** start RECORD SET **
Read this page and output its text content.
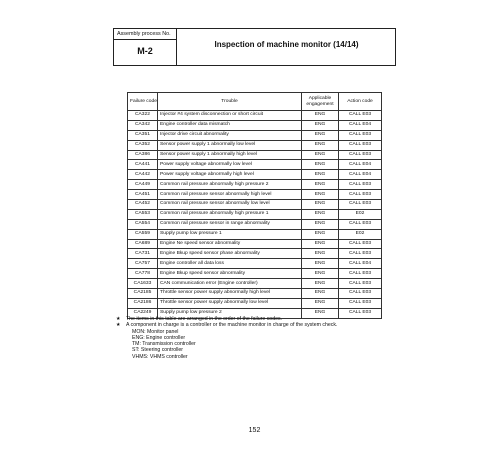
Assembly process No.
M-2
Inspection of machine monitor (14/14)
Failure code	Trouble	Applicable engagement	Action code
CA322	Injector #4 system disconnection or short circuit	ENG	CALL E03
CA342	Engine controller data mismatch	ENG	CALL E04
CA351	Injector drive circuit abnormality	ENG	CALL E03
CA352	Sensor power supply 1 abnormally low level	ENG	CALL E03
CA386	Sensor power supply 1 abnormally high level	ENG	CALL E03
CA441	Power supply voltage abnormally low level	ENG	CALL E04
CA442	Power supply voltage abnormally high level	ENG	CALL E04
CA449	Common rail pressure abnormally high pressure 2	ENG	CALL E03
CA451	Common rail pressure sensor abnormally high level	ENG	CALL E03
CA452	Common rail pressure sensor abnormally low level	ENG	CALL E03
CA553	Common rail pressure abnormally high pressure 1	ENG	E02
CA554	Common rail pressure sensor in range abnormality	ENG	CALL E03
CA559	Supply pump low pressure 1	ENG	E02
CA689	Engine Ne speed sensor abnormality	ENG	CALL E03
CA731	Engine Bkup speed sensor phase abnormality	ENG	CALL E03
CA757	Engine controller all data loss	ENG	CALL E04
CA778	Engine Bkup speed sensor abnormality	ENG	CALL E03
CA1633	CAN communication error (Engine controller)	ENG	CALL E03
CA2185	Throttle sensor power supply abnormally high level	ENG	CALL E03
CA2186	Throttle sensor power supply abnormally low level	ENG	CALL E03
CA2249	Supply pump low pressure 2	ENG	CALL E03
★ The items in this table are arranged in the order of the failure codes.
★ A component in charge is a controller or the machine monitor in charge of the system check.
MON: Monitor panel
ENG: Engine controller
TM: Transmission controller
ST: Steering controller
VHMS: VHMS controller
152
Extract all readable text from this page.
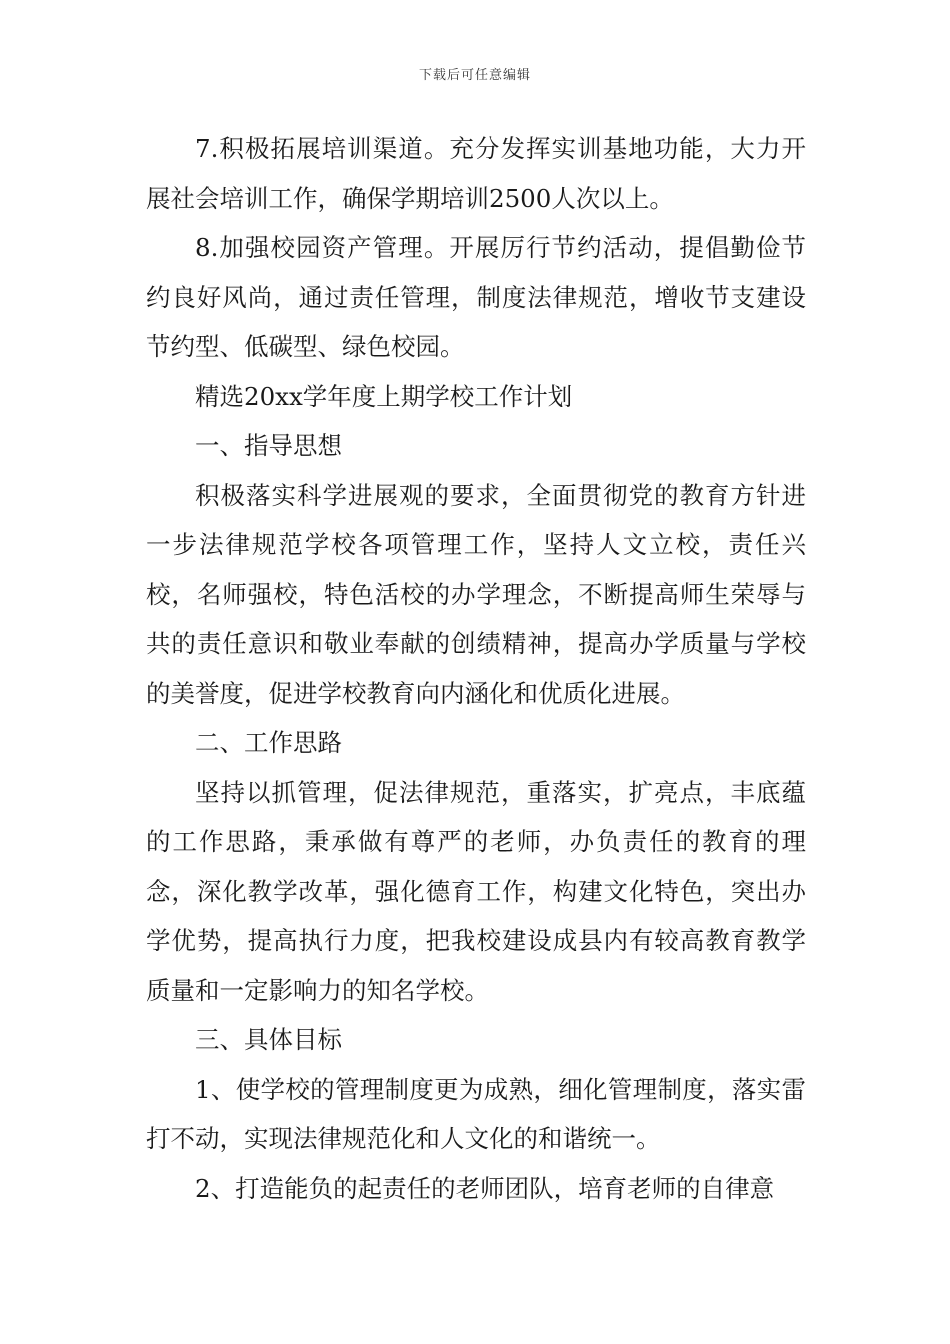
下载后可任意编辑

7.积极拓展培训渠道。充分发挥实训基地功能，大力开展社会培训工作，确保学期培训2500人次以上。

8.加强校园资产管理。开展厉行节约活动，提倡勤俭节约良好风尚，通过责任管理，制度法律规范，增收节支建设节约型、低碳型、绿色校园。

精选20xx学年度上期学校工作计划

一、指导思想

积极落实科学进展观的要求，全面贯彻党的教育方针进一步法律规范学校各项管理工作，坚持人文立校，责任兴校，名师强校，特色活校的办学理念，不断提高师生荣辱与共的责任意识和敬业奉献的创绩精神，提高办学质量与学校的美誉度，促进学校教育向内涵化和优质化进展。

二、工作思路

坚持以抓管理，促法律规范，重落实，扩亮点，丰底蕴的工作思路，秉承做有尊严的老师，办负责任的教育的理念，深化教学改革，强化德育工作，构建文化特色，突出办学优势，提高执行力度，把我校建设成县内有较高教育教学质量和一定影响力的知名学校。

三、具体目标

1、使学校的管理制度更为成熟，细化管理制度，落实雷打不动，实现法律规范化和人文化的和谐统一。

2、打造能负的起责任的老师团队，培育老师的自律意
** end RECORD SET **
• [WHAT IS ASKED]:
Identify lines with the string "high". Copy each one.

• [FINISHED ANSWER]:
CA386	Sensor power supply 1 abnormally high level	ENG	CALL E03
CA442	Power supply voltage abnormally high level	ENG	CALL E04
CA449	Common rail pressure abnormally high pressure 2	ENG	CALL E03
CA451	Common rail pressure sensor abnormally high level	ENG	CALL E03
CA553	Common rail pressure abnormally high pressure 1	ENG	E02
CA2185	Throttle sensor power supply abnormally high level	ENG	CALL E03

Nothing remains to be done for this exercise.